• _SHORT EXERCISE_
Retype the records below exactly as they appear.

════════

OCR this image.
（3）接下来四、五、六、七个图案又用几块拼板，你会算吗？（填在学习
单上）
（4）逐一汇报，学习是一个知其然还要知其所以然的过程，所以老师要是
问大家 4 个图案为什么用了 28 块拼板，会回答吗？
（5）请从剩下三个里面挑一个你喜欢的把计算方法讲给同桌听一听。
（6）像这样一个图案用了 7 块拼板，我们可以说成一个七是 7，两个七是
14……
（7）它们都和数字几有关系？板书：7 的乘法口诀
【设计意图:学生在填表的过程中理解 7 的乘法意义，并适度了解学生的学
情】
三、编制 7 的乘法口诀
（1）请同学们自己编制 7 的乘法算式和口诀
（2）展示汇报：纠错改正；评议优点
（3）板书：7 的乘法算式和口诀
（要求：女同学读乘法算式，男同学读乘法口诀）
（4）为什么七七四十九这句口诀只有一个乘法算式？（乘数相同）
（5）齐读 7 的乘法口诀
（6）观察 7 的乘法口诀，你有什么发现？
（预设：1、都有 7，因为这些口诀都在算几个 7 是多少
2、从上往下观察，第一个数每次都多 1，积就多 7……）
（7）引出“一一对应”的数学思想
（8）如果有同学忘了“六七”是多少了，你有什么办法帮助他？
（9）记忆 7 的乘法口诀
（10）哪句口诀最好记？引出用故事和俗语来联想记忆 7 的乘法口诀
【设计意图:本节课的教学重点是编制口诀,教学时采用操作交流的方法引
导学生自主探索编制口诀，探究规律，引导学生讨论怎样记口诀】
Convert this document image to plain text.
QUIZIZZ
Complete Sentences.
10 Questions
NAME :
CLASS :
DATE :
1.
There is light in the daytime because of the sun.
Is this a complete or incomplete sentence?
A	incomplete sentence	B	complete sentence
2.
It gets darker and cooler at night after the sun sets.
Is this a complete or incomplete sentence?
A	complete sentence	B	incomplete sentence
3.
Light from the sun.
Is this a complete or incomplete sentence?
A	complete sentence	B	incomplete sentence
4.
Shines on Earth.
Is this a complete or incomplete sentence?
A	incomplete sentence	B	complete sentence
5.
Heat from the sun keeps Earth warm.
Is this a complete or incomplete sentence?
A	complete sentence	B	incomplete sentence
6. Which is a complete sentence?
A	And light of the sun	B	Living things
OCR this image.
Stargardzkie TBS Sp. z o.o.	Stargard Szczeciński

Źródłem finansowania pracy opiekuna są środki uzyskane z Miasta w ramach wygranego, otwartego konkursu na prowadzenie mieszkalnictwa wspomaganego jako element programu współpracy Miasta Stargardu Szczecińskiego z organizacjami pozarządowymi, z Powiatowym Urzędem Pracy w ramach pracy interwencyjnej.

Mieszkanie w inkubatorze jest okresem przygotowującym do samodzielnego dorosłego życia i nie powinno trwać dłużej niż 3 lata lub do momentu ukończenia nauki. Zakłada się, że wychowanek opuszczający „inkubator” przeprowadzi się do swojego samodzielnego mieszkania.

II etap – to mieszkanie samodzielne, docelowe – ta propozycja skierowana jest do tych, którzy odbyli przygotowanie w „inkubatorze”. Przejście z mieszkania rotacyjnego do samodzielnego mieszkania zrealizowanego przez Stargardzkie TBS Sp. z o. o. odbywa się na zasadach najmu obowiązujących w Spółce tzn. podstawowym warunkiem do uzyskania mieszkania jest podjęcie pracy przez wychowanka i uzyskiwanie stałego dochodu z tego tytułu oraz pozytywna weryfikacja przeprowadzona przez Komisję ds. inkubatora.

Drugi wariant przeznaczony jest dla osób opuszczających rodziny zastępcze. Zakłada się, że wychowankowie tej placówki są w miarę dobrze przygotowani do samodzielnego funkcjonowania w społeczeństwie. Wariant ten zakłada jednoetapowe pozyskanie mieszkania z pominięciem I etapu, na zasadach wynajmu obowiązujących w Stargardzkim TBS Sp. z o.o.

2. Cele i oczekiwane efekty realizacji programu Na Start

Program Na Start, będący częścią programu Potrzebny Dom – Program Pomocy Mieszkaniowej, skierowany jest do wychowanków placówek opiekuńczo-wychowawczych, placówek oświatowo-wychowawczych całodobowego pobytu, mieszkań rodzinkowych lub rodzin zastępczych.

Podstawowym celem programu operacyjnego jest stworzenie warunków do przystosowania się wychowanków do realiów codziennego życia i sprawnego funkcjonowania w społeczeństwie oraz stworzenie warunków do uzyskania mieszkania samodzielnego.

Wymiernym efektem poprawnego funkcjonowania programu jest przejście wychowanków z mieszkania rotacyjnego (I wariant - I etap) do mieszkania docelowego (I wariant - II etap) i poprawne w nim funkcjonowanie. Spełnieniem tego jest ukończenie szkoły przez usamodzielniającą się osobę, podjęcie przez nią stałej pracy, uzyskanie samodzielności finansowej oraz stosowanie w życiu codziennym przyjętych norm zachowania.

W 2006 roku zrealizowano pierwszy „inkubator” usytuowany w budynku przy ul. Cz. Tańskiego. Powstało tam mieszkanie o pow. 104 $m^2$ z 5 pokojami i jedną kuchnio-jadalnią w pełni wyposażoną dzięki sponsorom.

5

════════

• _WRITTEN ANSWER_
OCR this image.
（3）接下来四、五、六、七个图案又用几块拼板，你会算吗？（填在学习
单上）
（4）逐一汇报，学习是一个知其然还要知其所以然的过程，所以老师要是
问大家 4 个图案为什么用了 28 块拼板，会回答吗？
（5）请从剩下三个里面挑一个你喜欢的把计算方法讲给同桌听一听。
（6）像这样一个图案用了 7 块拼板，我们可以说成一个七是 7，两个七是
14……
（7）它们都和数字几有关系？板书：7 的乘法口诀
【设计意图:学生在填表的过程中理解 7 的乘法意义，并适度了解学生的学
情】
三、编制 7 的乘法口诀
（1）请同学们自己编制 7 的乘法算式和口诀
（2）展示汇报：纠错改正；评议优点
（3）板书：7 的乘法算式和口诀
（要求：女同学读乘法算式，男同学读乘法口诀）
（4）为什么七七四十九这句口诀只有一个乘法算式？（乘数相同）
（5）齐读 7 的乘法口诀
（6）观察 7 的乘法口诀，你有什么发现？
（预设：1、都有 7，因为这些口诀都在算几个 7 是多少
2、从上往下观察，第一个数每次都多 1，积就多 7……）
（7）引出“一一对应”的数学思想
（8）如果有同学忘了“六七”是多少了，你有什么办法帮助他？
（9）记忆 7 的乘法口诀
（10）哪句口诀最好记？引出用故事和俗语来联想记忆 7 的乘法口诀
【设计意图:本节课的教学重点是编制口诀,教学时采用操作交流的方法引
导学生自主探索编制口诀，探究规律，引导学生讨论怎样记口诀】
Convert this document image to plain text.
QUIZIZZ
Complete Sentences.
10 Questions
NAME :
CLASS :
DATE :
1.
There is light in the daytime because of the sun.
Is this a complete or incomplete sentence?
A	incomplete sentence	B	complete sentence
2.
It gets darker and cooler at night after the sun sets.
Is this a complete or incomplete sentence?
A	complete sentence	B	incomplete sentence
3.
Light from the sun.
Is this a complete or incomplete sentence?
A	complete sentence	B	incomplete sentence
4.
Shines on Earth.
Is this a complete or incomplete sentence?
A	incomplete sentence	B	complete sentence
5.
Heat from the sun keeps Earth warm.
Is this a complete or incomplete sentence?
A	complete sentence	B	incomplete sentence
6. Which is a complete sentence?
A	And light of the sun	B	Living things
OCR this image.
Stargardzkie TBS Sp. z o.o.	Stargard Szczeciński

Źródłem finansowania pracy opiekuna są środki uzyskane z Miasta w ramach wygranego, otwartego konkursu na prowadzenie mieszkalnictwa wspomaganego jako element programu współpracy Miasta Stargardu Szczecińskiego z organizacjami pozarządowymi, z Powiatowym Urzędem Pracy w ramach pracy interwencyjnej.

Mieszkanie w inkubatorze jest okresem przygotowującym do samodzielnego dorosłego życia i nie powinno trwać dłużej niż 3 lata lub do momentu ukończenia nauki. Zakłada się, że wychowanek opuszczający „inkubator” przeprowadzi się do swojego samodzielnego mieszkania.

II etap – to mieszkanie samodzielne, docelowe – ta propozycja skierowana jest do tych, którzy odbyli przygotowanie w „inkubatorze”. Przejście z mieszkania rotacyjnego do samodzielnego mieszkania zrealizowanego przez Stargardzkie TBS Sp. z o. o. odbywa się na zasadach najmu obowiązujących w Spółce tzn. podstawowym warunkiem do uzyskania mieszkania jest podjęcie pracy przez wychowanka i uzyskiwanie stałego dochodu z tego tytułu oraz pozytywna weryfikacja przeprowadzona przez Komisję ds. inkubatora.

Drugi wariant przeznaczony jest dla osób opuszczających rodziny zastępcze. Zakłada się, że wychowankowie tej placówki są w miarę dobrze przygotowani do samodzielnego funkcjonowania w społeczeństwie. Wariant ten zakłada jednoetapowe pozyskanie mieszkania z pominięciem I etapu, na zasadach wynajmu obowiązujących w Stargardzkim TBS Sp. z o.o.

2. Cele i oczekiwane efekty realizacji programu Na Start

Program Na Start, będący częścią programu Potrzebny Dom – Program Pomocy Mieszkaniowej, skierowany jest do wychowanków placówek opiekuńczo-wychowawczych, placówek oświatowo-wychowawczych całodobowego pobytu, mieszkań rodzinkowych lub rodzin zastępczych.

Podstawowym celem programu operacyjnego jest stworzenie warunków do przystosowania się wychowanków do realiów codziennego życia i sprawnego funkcjonowania w społeczeństwie oraz stworzenie warunków do uzyskania mieszkania samodzielnego.

Wymiernym efektem poprawnego funkcjonowania programu jest przejście wychowanków z mieszkania rotacyjnego (I wariant - I etap) do mieszkania docelowego (I wariant - II etap) i poprawne w nim funkcjonowanie. Spełnieniem tego jest ukończenie szkoły przez usamodzielniającą się osobę, podjęcie przez nią stałej pracy, uzyskanie samodzielności finansowej oraz stosowanie w życiu codziennym przyjętych norm zachowania.

W 2006 roku zrealizowano pierwszy „inkubator” usytuowany w budynku przy ul. Cz. Tańskiego. Powstało tam mieszkanie o pow. 104 $m^2$ z 5 pokojami i jedną kuchnio-jadalnią w pełni wyposażoną dzięki sponsorom.

5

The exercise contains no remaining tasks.